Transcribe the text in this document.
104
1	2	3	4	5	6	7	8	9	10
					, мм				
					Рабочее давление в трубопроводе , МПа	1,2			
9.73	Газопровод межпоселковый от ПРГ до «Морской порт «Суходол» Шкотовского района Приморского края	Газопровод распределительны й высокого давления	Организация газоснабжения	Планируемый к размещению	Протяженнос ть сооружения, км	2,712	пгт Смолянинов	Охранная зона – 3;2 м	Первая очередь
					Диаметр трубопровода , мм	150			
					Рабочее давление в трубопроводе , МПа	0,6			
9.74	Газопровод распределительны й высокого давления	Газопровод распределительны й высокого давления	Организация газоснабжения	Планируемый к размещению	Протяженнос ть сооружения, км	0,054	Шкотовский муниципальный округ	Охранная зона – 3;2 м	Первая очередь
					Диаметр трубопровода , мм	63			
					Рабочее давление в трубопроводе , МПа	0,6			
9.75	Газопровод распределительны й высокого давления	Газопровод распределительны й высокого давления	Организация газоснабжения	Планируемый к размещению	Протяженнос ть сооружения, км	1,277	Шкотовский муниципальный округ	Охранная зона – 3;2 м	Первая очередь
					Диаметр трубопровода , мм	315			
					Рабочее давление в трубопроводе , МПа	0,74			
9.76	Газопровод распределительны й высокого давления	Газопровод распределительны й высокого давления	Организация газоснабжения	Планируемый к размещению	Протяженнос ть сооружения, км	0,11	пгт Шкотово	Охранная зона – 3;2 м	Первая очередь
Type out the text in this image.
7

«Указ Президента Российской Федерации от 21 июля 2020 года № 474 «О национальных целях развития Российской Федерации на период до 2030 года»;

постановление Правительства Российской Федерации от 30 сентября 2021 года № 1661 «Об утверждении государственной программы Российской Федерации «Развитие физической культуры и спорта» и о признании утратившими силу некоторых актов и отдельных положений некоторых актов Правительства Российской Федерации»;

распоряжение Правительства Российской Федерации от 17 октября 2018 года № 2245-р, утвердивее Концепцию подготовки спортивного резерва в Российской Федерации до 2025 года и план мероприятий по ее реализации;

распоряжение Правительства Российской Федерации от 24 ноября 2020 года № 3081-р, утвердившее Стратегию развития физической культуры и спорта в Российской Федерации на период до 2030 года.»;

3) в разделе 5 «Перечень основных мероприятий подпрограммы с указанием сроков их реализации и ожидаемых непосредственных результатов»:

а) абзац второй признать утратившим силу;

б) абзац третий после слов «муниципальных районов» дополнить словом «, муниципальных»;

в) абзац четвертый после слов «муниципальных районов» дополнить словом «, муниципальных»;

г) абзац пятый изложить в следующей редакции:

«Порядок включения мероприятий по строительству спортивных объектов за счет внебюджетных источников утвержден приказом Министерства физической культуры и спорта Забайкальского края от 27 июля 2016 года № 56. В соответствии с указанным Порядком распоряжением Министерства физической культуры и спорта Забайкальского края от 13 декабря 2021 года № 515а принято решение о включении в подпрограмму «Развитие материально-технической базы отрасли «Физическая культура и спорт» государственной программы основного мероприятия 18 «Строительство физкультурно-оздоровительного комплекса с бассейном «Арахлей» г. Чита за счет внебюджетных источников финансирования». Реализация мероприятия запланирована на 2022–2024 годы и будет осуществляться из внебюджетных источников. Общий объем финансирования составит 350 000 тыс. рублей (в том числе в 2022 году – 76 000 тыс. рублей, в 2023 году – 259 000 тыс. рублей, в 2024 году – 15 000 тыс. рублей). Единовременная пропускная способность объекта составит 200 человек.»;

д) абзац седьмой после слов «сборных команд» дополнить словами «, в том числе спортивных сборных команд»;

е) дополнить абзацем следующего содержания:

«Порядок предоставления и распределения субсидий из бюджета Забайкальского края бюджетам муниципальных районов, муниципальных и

Goal ->
Return each line of the data exactly as written above.

Finished answer ->
Transcribe the text in this document.
104
1	2	3	4	5	6	7	8	9	10
					, мм				
					Рабочее давление в трубопроводе , МПа	1,2			
9.73	Газопровод межпоселковый от ПРГ до «Морской порт «Суходол» Шкотовского района Приморского края	Газопровод распределительны й высокого давления	Организация газоснабжения	Планируемый к размещению	Протяженнос ть сооружения, км	2,712	пгт Смолянинов	Охранная зона – 3;2 м	Первая очередь
					Диаметр трубопровода , мм	150			
					Рабочее давление в трубопроводе , МПа	0,6			
9.74	Газопровод распределительны й высокого давления	Газопровод распределительны й высокого давления	Организация газоснабжения	Планируемый к размещению	Протяженнос ть сооружения, км	0,054	Шкотовский муниципальный округ	Охранная зона – 3;2 м	Первая очередь
					Диаметр трубопровода , мм	63			
					Рабочее давление в трубопроводе , МПа	0,6			
9.75	Газопровод распределительны й высокого давления	Газопровод распределительны й высокого давления	Организация газоснабжения	Планируемый к размещению	Протяженнос ть сооружения, км	1,277	Шкотовский муниципальный округ	Охранная зона – 3;2 м	Первая очередь
					Диаметр трубопровода , мм	315			
					Рабочее давление в трубопроводе , МПа	0,74			
9.76	Газопровод распределительны й высокого давления	Газопровод распределительны й высокого давления	Организация газоснабжения	Планируемый к размещению	Протяженнос ть сооружения, км	0,11	пгт Шкотово	Охранная зона – 3;2 м	Первая очередь
Type out the text in this image.
7

«Указ Президента Российской Федерации от 21 июля 2020 года № 474 «О национальных целях развития Российской Федерации на период до 2030 года»;

постановление Правительства Российской Федерации от 30 сентября 2021 года № 1661 «Об утверждении государственной программы Российской Федерации «Развитие физической культуры и спорта» и о признании утратившими силу некоторых актов и отдельных положений некоторых актов Правительства Российской Федерации»;

распоряжение Правительства Российской Федерации от 17 октября 2018 года № 2245-р, утвердивее Концепцию подготовки спортивного резерва в Российской Федерации до 2025 года и план мероприятий по ее реализации;

распоряжение Правительства Российской Федерации от 24 ноября 2020 года № 3081-р, утвердившее Стратегию развития физической культуры и спорта в Российской Федерации на период до 2030 года.»;

3) в разделе 5 «Перечень основных мероприятий подпрограммы с указанием сроков их реализации и ожидаемых непосредственных результатов»:

а) абзац второй признать утратившим силу;

б) абзац третий после слов «муниципальных районов» дополнить словом «, муниципальных»;

в) абзац четвертый после слов «муниципальных районов» дополнить словом «, муниципальных»;

г) абзац пятый изложить в следующей редакции:

«Порядок включения мероприятий по строительству спортивных объектов за счет внебюджетных источников утвержден приказом Министерства физической культуры и спорта Забайкальского края от 27 июля 2016 года № 56. В соответствии с указанным Порядком распоряжением Министерства физической культуры и спорта Забайкальского края от 13 декабря 2021 года № 515а принято решение о включении в подпрограмму «Развитие материально-технической базы отрасли «Физическая культура и спорт» государственной программы основного мероприятия 18 «Строительство физкультурно-оздоровительного комплекса с бассейном «Арахлей» г. Чита за счет внебюджетных источников финансирования». Реализация мероприятия запланирована на 2022–2024 годы и будет осуществляться из внебюджетных источников. Общий объем финансирования составит 350 000 тыс. рублей (в том числе в 2022 году – 76 000 тыс. рублей, в 2023 году – 259 000 тыс. рублей, в 2024 году – 15 000 тыс. рублей). Единовременная пропускная способность объекта составит 200 человек.»;

д) абзац седьмой после слов «сборных команд» дополнить словами «, в том числе спортивных сборных команд»;

е) дополнить абзацем следующего содержания:

«Порядок предоставления и распределения субсидий из бюджета Забайкальского края бюджетам муниципальных районов, муниципальных и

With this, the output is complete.